INPUT RECORDS:
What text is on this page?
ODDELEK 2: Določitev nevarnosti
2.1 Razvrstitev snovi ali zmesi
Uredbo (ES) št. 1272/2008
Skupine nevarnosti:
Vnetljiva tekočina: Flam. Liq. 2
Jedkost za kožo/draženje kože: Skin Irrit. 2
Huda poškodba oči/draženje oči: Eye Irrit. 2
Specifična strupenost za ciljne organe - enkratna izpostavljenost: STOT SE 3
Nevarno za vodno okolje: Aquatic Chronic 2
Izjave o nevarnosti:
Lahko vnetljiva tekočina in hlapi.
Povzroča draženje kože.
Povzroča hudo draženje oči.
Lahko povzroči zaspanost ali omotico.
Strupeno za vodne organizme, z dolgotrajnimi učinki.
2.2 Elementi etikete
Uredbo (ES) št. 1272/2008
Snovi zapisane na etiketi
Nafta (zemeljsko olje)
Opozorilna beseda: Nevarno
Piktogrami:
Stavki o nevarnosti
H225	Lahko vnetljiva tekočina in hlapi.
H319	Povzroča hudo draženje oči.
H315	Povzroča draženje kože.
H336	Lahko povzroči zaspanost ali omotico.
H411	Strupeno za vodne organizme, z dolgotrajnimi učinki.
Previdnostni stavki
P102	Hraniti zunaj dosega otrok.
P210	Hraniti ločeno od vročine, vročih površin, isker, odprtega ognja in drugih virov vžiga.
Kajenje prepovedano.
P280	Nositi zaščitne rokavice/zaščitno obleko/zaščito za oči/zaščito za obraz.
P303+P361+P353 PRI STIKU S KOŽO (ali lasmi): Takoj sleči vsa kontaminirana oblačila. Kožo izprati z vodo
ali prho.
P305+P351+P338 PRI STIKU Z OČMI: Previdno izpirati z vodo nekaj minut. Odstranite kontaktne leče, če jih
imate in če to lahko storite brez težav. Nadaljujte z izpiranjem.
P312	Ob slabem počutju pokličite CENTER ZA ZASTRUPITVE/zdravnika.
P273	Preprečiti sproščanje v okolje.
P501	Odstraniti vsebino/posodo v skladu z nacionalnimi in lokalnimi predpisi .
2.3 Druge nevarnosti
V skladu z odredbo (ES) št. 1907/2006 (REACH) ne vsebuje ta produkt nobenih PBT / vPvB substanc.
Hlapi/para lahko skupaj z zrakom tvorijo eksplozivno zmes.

SHORT TASK: Identify and extract each line of the listing that contains "draženje".

WORKED SOLUTION:
Jedkost za kožo/draženje kože: Skin Irrit. 2
Huda poškodba oči/draženje oči: Eye Irrit. 2
Povzroča draženje kože.
Povzroča hudo draženje oči.
H319	Povzroča hudo draženje oči.
H315	Povzroča draženje kože.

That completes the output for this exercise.